» **Goal of the exercise**
Please transcribe the data that follows without the pictures, keeping every word the same.
____ Listed records
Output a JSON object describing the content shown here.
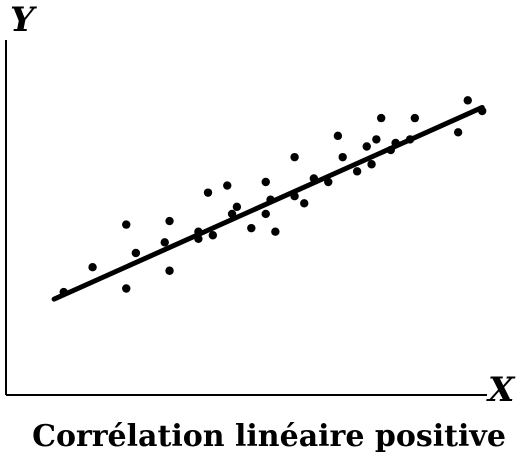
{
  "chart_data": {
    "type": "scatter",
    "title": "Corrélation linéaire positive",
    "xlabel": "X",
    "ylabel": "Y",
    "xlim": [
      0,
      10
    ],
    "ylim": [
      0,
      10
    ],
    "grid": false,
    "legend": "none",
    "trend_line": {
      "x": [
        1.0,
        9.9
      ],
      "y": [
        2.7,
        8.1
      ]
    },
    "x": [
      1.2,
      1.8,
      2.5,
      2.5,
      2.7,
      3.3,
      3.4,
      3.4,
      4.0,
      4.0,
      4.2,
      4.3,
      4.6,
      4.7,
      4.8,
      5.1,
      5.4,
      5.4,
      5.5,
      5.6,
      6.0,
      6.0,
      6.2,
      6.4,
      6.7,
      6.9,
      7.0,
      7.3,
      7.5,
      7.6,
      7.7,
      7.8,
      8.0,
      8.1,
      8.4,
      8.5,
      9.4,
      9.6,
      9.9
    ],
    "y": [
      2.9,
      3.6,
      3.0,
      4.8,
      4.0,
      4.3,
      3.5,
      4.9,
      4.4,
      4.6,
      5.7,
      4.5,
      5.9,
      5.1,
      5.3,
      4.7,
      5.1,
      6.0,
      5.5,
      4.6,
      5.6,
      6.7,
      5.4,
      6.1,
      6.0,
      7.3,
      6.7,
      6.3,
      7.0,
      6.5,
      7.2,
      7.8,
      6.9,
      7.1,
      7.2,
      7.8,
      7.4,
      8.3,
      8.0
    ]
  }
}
________
» **Solution for this problem**
Output a JSON object describing the content shown here.
{
  "chart_data": {
    "type": "scatter",
    "title": "Corrélation linéaire positive",
    "xlabel": "X",
    "ylabel": "Y",
    "xlim": [
      0,
      10
    ],
    "ylim": [
      0,
      10
    ],
    "grid": false,
    "legend": "none",
    "trend_line": {
      "x": [
        1.0,
        9.9
      ],
      "y": [
        2.7,
        8.1
      ]
    },
    "x": [
      1.2,
      1.8,
      2.5,
      2.5,
      2.7,
      3.3,
      3.4,
      3.4,
      4.0,
      4.0,
      4.2,
      4.3,
      4.6,
      4.7,
      4.8,
      5.1,
      5.4,
      5.4,
      5.5,
      5.6,
      6.0,
      6.0,
      6.2,
      6.4,
      6.7,
      6.9,
      7.0,
      7.3,
      7.5,
      7.6,
      7.7,
      7.8,
      8.0,
      8.1,
      8.4,
      8.5,
      9.4,
      9.6,
      9.9
    ],
    "y": [
      2.9,
      3.6,
      3.0,
      4.8,
      4.0,
      4.3,
      3.5,
      4.9,
      4.4,
      4.6,
      5.7,
      4.5,
      5.9,
      5.1,
      5.3,
      4.7,
      5.1,
      6.0,
      5.5,
      4.6,
      5.6,
      6.7,
      5.4,
      6.1,
      6.0,
      7.3,
      6.7,
      6.3,
      7.0,
      6.5,
      7.2,
      7.8,
      6.9,
      7.1,
      7.2,
      7.8,
      7.4,
      8.3,
      8.0
    ]
  }
}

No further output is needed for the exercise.